Figure collection entries
"""

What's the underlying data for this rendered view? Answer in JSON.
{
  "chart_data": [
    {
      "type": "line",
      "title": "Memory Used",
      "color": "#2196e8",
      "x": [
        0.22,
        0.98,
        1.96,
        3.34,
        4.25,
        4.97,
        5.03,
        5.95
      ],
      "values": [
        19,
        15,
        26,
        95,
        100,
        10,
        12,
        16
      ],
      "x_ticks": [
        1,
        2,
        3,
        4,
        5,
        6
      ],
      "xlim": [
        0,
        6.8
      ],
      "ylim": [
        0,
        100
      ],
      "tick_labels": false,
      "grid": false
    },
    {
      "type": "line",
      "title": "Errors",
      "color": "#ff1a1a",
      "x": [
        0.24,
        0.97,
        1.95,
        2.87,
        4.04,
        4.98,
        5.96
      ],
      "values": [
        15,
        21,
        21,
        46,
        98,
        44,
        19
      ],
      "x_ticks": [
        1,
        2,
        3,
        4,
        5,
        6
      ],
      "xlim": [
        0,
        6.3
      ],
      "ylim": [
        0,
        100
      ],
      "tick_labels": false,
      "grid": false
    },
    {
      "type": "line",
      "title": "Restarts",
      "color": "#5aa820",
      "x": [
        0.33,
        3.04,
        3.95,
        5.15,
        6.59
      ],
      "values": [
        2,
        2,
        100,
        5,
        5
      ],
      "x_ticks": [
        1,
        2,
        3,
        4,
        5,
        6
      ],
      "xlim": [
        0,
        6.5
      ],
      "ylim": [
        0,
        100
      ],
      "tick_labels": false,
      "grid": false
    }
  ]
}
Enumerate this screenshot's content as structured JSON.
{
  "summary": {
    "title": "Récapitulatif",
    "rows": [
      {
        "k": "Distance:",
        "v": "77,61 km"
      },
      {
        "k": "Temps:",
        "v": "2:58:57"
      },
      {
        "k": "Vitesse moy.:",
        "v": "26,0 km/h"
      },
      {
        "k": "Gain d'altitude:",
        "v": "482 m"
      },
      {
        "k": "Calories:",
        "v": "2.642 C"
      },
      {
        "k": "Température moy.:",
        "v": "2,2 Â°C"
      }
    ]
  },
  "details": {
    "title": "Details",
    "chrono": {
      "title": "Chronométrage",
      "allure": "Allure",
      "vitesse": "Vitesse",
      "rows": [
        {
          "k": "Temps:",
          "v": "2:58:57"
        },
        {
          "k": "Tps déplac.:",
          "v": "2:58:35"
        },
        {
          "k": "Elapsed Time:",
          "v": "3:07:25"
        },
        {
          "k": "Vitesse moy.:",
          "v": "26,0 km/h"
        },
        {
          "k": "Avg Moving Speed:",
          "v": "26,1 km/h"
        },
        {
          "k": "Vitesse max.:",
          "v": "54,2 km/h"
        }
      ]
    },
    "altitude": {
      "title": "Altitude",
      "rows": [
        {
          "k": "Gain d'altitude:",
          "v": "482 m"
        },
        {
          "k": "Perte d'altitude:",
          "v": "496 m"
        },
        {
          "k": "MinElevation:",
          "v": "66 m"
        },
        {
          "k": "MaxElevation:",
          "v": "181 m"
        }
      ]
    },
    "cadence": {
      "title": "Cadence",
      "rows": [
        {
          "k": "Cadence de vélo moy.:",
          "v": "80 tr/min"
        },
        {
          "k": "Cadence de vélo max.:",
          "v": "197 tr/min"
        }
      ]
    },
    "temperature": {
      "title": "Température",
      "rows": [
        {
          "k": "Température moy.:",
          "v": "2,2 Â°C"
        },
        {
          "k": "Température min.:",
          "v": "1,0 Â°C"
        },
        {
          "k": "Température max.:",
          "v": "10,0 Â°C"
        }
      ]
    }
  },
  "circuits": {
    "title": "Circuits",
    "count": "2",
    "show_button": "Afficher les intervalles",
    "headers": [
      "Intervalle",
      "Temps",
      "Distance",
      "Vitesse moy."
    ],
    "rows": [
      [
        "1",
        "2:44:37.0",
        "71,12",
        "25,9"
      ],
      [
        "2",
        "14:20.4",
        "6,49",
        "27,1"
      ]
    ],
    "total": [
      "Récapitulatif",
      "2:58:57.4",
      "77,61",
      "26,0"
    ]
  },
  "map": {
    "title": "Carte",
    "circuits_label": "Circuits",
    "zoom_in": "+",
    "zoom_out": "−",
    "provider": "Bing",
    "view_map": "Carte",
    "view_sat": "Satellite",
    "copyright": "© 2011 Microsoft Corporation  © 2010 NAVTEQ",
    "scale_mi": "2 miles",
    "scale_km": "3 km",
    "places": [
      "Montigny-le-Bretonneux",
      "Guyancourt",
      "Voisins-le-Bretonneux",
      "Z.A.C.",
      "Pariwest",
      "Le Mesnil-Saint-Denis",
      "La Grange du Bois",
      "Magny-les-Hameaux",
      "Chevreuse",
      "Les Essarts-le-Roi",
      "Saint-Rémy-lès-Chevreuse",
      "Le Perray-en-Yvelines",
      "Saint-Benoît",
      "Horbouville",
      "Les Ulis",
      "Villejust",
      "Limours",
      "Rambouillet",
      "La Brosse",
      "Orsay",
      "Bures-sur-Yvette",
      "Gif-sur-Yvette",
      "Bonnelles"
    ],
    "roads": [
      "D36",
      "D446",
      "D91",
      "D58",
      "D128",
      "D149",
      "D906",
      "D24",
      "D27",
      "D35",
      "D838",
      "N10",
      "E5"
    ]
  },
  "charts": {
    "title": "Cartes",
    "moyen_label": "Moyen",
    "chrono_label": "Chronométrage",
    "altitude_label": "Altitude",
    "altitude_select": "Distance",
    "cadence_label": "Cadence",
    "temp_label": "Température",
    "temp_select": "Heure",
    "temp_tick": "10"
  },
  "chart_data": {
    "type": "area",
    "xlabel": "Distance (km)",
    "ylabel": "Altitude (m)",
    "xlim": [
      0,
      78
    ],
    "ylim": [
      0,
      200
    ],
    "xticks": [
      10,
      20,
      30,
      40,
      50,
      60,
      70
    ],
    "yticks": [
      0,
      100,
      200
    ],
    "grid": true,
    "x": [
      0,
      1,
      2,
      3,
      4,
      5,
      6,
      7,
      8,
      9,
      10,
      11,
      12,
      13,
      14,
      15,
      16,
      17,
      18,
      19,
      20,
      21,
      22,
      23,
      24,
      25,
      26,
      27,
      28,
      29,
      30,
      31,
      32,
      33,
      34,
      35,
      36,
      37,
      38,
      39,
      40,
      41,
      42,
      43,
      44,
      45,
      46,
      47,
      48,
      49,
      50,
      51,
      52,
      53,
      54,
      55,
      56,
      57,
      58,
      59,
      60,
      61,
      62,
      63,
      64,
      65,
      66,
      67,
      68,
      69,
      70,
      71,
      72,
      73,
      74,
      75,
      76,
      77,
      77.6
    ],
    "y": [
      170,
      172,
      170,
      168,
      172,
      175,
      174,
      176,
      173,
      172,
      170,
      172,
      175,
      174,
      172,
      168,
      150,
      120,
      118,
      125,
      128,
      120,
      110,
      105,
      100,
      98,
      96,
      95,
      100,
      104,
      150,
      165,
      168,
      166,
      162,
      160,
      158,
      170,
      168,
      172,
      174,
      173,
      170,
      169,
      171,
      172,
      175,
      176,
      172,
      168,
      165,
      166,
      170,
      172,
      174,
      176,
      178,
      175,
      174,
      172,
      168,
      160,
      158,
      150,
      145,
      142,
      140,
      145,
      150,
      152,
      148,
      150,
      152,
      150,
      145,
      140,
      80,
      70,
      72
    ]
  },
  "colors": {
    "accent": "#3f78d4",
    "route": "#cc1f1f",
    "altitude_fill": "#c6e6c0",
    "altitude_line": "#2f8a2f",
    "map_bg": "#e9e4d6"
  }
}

"""

STATED EXERCISE: Reproduce all data above, unchanged.

FULL SOLUTION:
What's the underlying data for this rendered view? Answer in JSON.
{
  "chart_data": [
    {
      "type": "line",
      "title": "Memory Used",
      "color": "#2196e8",
      "x": [
        0.22,
        0.98,
        1.96,
        3.34,
        4.25,
        4.97,
        5.03,
        5.95
      ],
      "values": [
        19,
        15,
        26,
        95,
        100,
        10,
        12,
        16
      ],
      "x_ticks": [
        1,
        2,
        3,
        4,
        5,
        6
      ],
      "xlim": [
        0,
        6.8
      ],
      "ylim": [
        0,
        100
      ],
      "tick_labels": false,
      "grid": false
    },
    {
      "type": "line",
      "title": "Errors",
      "color": "#ff1a1a",
      "x": [
        0.24,
        0.97,
        1.95,
        2.87,
        4.04,
        4.98,
        5.96
      ],
      "values": [
        15,
        21,
        21,
        46,
        98,
        44,
        19
      ],
      "x_ticks": [
        1,
        2,
        3,
        4,
        5,
        6
      ],
      "xlim": [
        0,
        6.3
      ],
      "ylim": [
        0,
        100
      ],
      "tick_labels": false,
      "grid": false
    },
    {
      "type": "line",
      "title": "Restarts",
      "color": "#5aa820",
      "x": [
        0.33,
        3.04,
        3.95,
        5.15,
        6.59
      ],
      "values": [
        2,
        2,
        100,
        5,
        5
      ],
      "x_ticks": [
        1,
        2,
        3,
        4,
        5,
        6
      ],
      "xlim": [
        0,
        6.5
      ],
      "ylim": [
        0,
        100
      ],
      "tick_labels": false,
      "grid": false
    }
  ]
}
Enumerate this screenshot's content as structured JSON.
{
  "summary": {
    "title": "Récapitulatif",
    "rows": [
      {
        "k": "Distance:",
        "v": "77,61 km"
      },
      {
        "k": "Temps:",
        "v": "2:58:57"
      },
      {
        "k": "Vitesse moy.:",
        "v": "26,0 km/h"
      },
      {
        "k": "Gain d'altitude:",
        "v": "482 m"
      },
      {
        "k": "Calories:",
        "v": "2.642 C"
      },
      {
        "k": "Température moy.:",
        "v": "2,2 Â°C"
      }
    ]
  },
  "details": {
    "title": "Details",
    "chrono": {
      "title": "Chronométrage",
      "allure": "Allure",
      "vitesse": "Vitesse",
      "rows": [
        {
          "k": "Temps:",
          "v": "2:58:57"
        },
        {
          "k": "Tps déplac.:",
          "v": "2:58:35"
        },
        {
          "k": "Elapsed Time:",
          "v": "3:07:25"
        },
        {
          "k": "Vitesse moy.:",
          "v": "26,0 km/h"
        },
        {
          "k": "Avg Moving Speed:",
          "v": "26,1 km/h"
        },
        {
          "k": "Vitesse max.:",
          "v": "54,2 km/h"
        }
      ]
    },
    "altitude": {
      "title": "Altitude",
      "rows": [
        {
          "k": "Gain d'altitude:",
          "v": "482 m"
        },
        {
          "k": "Perte d'altitude:",
          "v": "496 m"
        },
        {
          "k": "MinElevation:",
          "v": "66 m"
        },
        {
          "k": "MaxElevation:",
          "v": "181 m"
        }
      ]
    },
    "cadence": {
      "title": "Cadence",
      "rows": [
        {
          "k": "Cadence de vélo moy.:",
          "v": "80 tr/min"
        },
        {
          "k": "Cadence de vélo max.:",
          "v": "197 tr/min"
        }
      ]
    },
    "temperature": {
      "title": "Température",
      "rows": [
        {
          "k": "Température moy.:",
          "v": "2,2 Â°C"
        },
        {
          "k": "Température min.:",
          "v": "1,0 Â°C"
        },
        {
          "k": "Température max.:",
          "v": "10,0 Â°C"
        }
      ]
    }
  },
  "circuits": {
    "title": "Circuits",
    "count": "2",
    "show_button": "Afficher les intervalles",
    "headers": [
      "Intervalle",
      "Temps",
      "Distance",
      "Vitesse moy."
    ],
    "rows": [
      [
        "1",
        "2:44:37.0",
        "71,12",
        "25,9"
      ],
      [
        "2",
        "14:20.4",
        "6,49",
        "27,1"
      ]
    ],
    "total": [
      "Récapitulatif",
      "2:58:57.4",
      "77,61",
      "26,0"
    ]
  },
  "map": {
    "title": "Carte",
    "circuits_label": "Circuits",
    "zoom_in": "+",
    "zoom_out": "−",
    "provider": "Bing",
    "view_map": "Carte",
    "view_sat": "Satellite",
    "copyright": "© 2011 Microsoft Corporation  © 2010 NAVTEQ",
    "scale_mi": "2 miles",
    "scale_km": "3 km",
    "places": [
      "Montigny-le-Bretonneux",
      "Guyancourt",
      "Voisins-le-Bretonneux",
      "Z.A.C.",
      "Pariwest",
      "Le Mesnil-Saint-Denis",
      "La Grange du Bois",
      "Magny-les-Hameaux",
      "Chevreuse",
      "Les Essarts-le-Roi",
      "Saint-Rémy-lès-Chevreuse",
      "Le Perray-en-Yvelines",
      "Saint-Benoît",
      "Horbouville",
      "Les Ulis",
      "Villejust",
      "Limours",
      "Rambouillet",
      "La Brosse",
      "Orsay",
      "Bures-sur-Yvette",
      "Gif-sur-Yvette",
      "Bonnelles"
    ],
    "roads": [
      "D36",
      "D446",
      "D91",
      "D58",
      "D128",
      "D149",
      "D906",
      "D24",
      "D27",
      "D35",
      "D838",
      "N10",
      "E5"
    ]
  },
  "charts": {
    "title": "Cartes",
    "moyen_label": "Moyen",
    "chrono_label": "Chronométrage",
    "altitude_label": "Altitude",
    "altitude_select": "Distance",
    "cadence_label": "Cadence",
    "temp_label": "Température",
    "temp_select": "Heure",
    "temp_tick": "10"
  },
  "chart_data": {
    "type": "area",
    "xlabel": "Distance (km)",
    "ylabel": "Altitude (m)",
    "xlim": [
      0,
      78
    ],
    "ylim": [
      0,
      200
    ],
    "xticks": [
      10,
      20,
      30,
      40,
      50,
      60,
      70
    ],
    "yticks": [
      0,
      100,
      200
    ],
    "grid": true,
    "x": [
      0,
      1,
      2,
      3,
      4,
      5,
      6,
      7,
      8,
      9,
      10,
      11,
      12,
      13,
      14,
      15,
      16,
      17,
      18,
      19,
      20,
      21,
      22,
      23,
      24,
      25,
      26,
      27,
      28,
      29,
      30,
      31,
      32,
      33,
      34,
      35,
      36,
      37,
      38,
      39,
      40,
      41,
      42,
      43,
      44,
      45,
      46,
      47,
      48,
      49,
      50,
      51,
      52,
      53,
      54,
      55,
      56,
      57,
      58,
      59,
      60,
      61,
      62,
      63,
      64,
      65,
      66,
      67,
      68,
      69,
      70,
      71,
      72,
      73,
      74,
      75,
      76,
      77,
      77.6
    ],
    "y": [
      170,
      172,
      170,
      168,
      172,
      175,
      174,
      176,
      173,
      172,
      170,
      172,
      175,
      174,
      172,
      168,
      150,
      120,
      118,
      125,
      128,
      120,
      110,
      105,
      100,
      98,
      96,
      95,
      100,
      104,
      150,
      165,
      168,
      166,
      162,
      160,
      158,
      170,
      168,
      172,
      174,
      173,
      170,
      169,
      171,
      172,
      175,
      176,
      172,
      168,
      165,
      166,
      170,
      172,
      174,
      176,
      178,
      175,
      174,
      172,
      168,
      160,
      158,
      150,
      145,
      142,
      140,
      145,
      150,
      152,
      148,
      150,
      152,
      150,
      145,
      140,
      80,
      70,
      72
    ]
  },
  "colors": {
    "accent": "#3f78d4",
    "route": "#cc1f1f",
    "altitude_fill": "#c6e6c0",
    "altitude_line": "#2f8a2f",
    "map_bg": "#e9e4d6"
  }
}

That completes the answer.